Task prompt: Select from the data all lines with the word "суффиксом".

Source material:
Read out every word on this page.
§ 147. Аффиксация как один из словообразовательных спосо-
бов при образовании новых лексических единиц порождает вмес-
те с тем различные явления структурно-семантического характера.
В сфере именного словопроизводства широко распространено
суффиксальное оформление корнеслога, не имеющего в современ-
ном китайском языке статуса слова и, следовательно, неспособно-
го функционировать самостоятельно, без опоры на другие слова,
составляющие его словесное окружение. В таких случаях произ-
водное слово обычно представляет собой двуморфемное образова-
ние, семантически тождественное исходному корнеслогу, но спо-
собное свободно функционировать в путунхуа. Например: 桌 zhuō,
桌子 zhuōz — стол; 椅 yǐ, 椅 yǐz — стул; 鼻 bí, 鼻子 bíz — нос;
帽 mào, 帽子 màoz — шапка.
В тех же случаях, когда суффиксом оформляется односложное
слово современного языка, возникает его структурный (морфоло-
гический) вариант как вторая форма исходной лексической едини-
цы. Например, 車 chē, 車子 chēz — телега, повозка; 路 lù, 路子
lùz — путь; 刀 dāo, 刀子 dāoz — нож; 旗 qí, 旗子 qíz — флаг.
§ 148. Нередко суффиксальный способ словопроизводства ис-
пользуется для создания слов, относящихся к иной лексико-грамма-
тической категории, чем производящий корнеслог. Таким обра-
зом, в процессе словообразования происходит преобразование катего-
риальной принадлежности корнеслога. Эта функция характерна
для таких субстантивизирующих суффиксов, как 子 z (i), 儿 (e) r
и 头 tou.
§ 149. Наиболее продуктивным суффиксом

Exercise answer:
В тех же случаях, когда суффиксом оформляется односложное
§ 149. Наиболее продуктивным суффиксом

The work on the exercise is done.